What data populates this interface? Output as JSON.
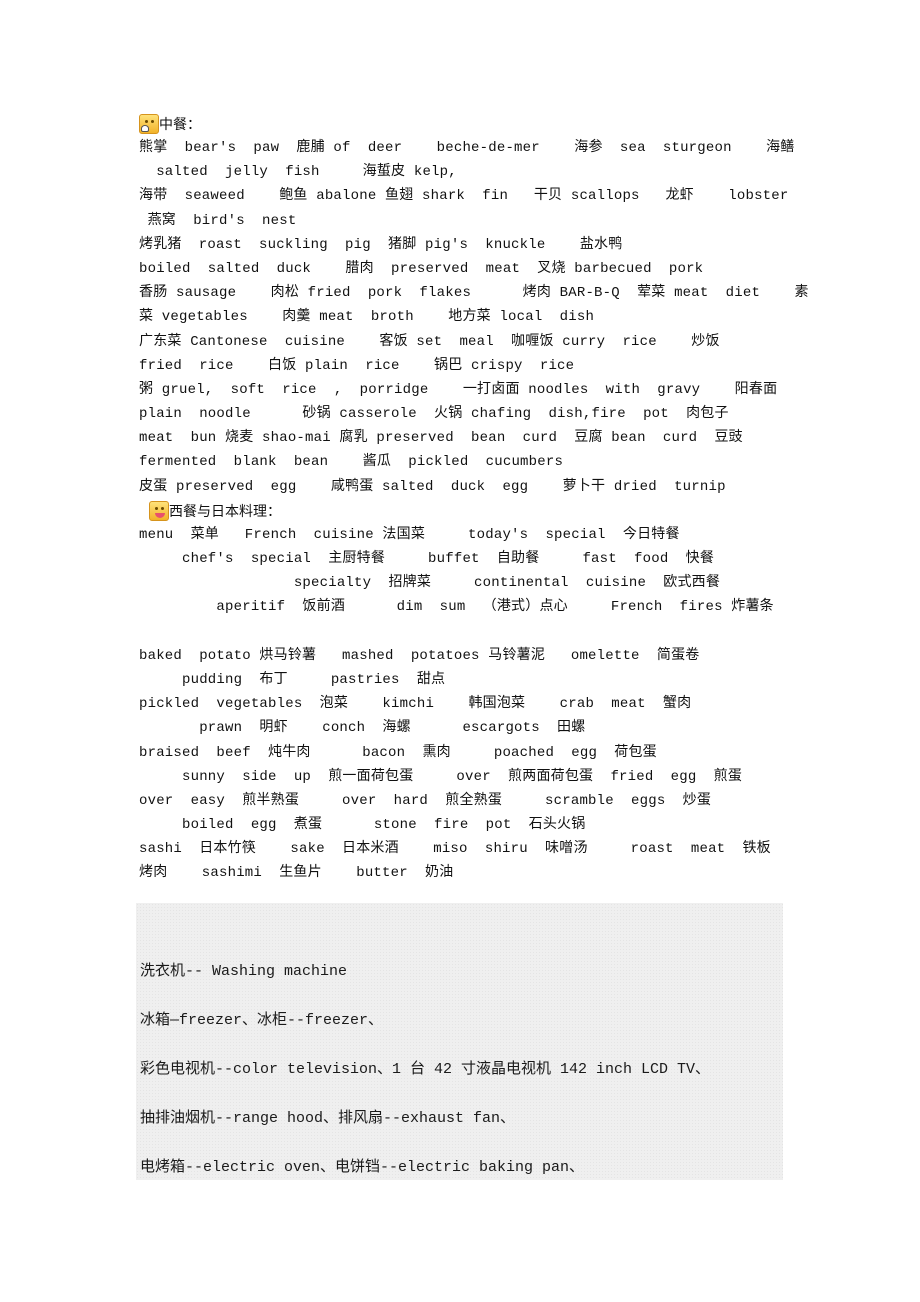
{
  "section_chinese": {
    "icon": "rice-ball-emoticon-icon",
    "heading": "中餐：",
    "lines": [
      "熊掌  bear's  paw  鹿脯 of  deer    beche-de-mer    海参  sea  sturgeon    海鳝",
      "  salted  jelly  fish     海蜇皮 kelp,",
      "海带  seaweed    鲍鱼 abalone 鱼翅 shark  fin   干贝 scallops   龙虾    lobster",
      " 燕窝  bird's  nest",
      "烤乳猪  roast  suckling  pig  猪脚 pig's  knuckle    盐水鸭",
      "boiled  salted  duck    腊肉  preserved  meat  叉烧 barbecued  pork",
      "香肠 sausage    肉松 fried  pork  flakes      烤肉 BAR-B-Q  荤菜 meat  diet    素",
      "菜 vegetables    肉羹 meat  broth    地方菜 local  dish",
      "广东菜 Cantonese  cuisine    客饭 set  meal  咖喱饭 curry  rice    炒饭",
      "fried  rice    白饭 plain  rice    锅巴 crispy  rice",
      "粥 gruel,  soft  rice  ,  porridge    一打卤面 noodles  with  gravy    阳春面",
      "plain  noodle      砂锅 casserole  火锅 chafing  dish,fire  pot  肉包子",
      "meat  bun 烧麦 shao-mai 腐乳 preserved  bean  curd  豆腐 bean  curd  豆豉",
      "fermented  blank  bean    酱瓜  pickled  cucumbers",
      "皮蛋 preserved  egg    咸鸭蛋 salted  duck  egg    萝卜干 dried  turnip"
    ]
  },
  "section_western": {
    "icon": "grinning-face-emoticon-icon",
    "heading": "西餐与日本料理：",
    "lines": [
      "menu  菜单   French  cuisine 法国菜     today's  special  今日特餐",
      "     chef's  special  主厨特餐     buffet  自助餐     fast  food  快餐",
      "                  specialty  招牌菜     continental  cuisine  欧式西餐",
      "         aperitif  饭前酒      dim  sum  （港式）点心     French  fires 炸薯条",
      "",
      "baked  potato 烘马铃薯   mashed  potatoes 马铃薯泥   omelette  简蛋卷",
      "     pudding  布丁     pastries  甜点",
      "pickled  vegetables  泡菜    kimchi    韩国泡菜    crab  meat  蟹肉",
      "       prawn  明虾    conch  海螺      escargots  田螺",
      "braised  beef  炖牛肉      bacon  熏肉     poached  egg  荷包蛋",
      "     sunny  side  up  煎一面荷包蛋     over  煎两面荷包蛋  fried  egg  煎蛋",
      "over  easy  煎半熟蛋     over  hard  煎全熟蛋     scramble  eggs  炒蛋",
      "     boiled  egg  煮蛋      stone  fire  pot  石头火锅",
      "sashi  日本竹筷    sake  日本米酒    miso  shiru  味噌汤     roast  meat  铁板",
      "烤肉    sashimi  生鱼片    butter  奶油"
    ]
  },
  "appliances": {
    "lines": [
      "洗衣机-- Washing machine",
      "冰箱—freezer、冰柜--freezer、",
      "彩色电视机--color television、1 台 42 寸液晶电视机 142 inch LCD TV、",
      "抽排油烟机--range hood、排风扇--exhaust fan、",
      "电烤箱--electric oven、电饼铛--electric baking pan、"
    ]
  }
}
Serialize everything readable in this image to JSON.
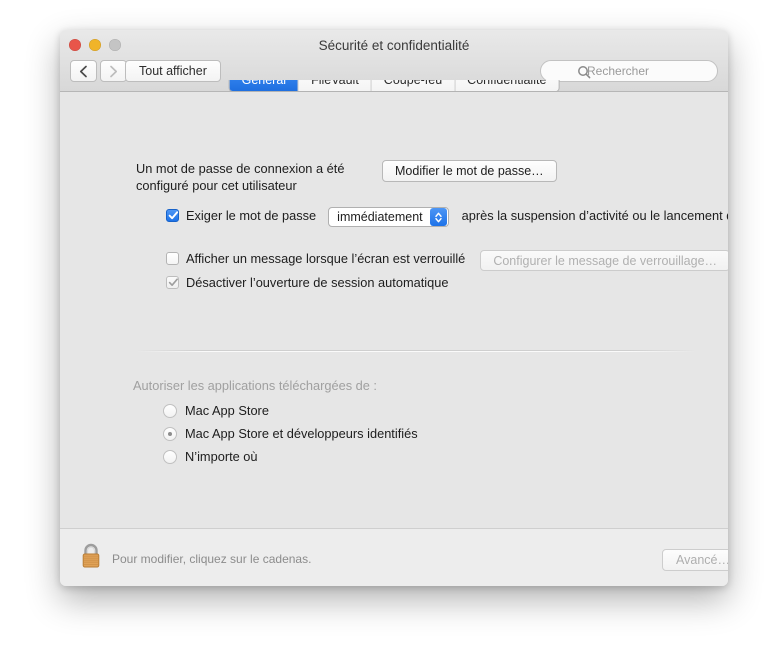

**Given request**. Respond with nothing but the number of lines in the entries that contain the string "pork".

**Answer to the problem**. 2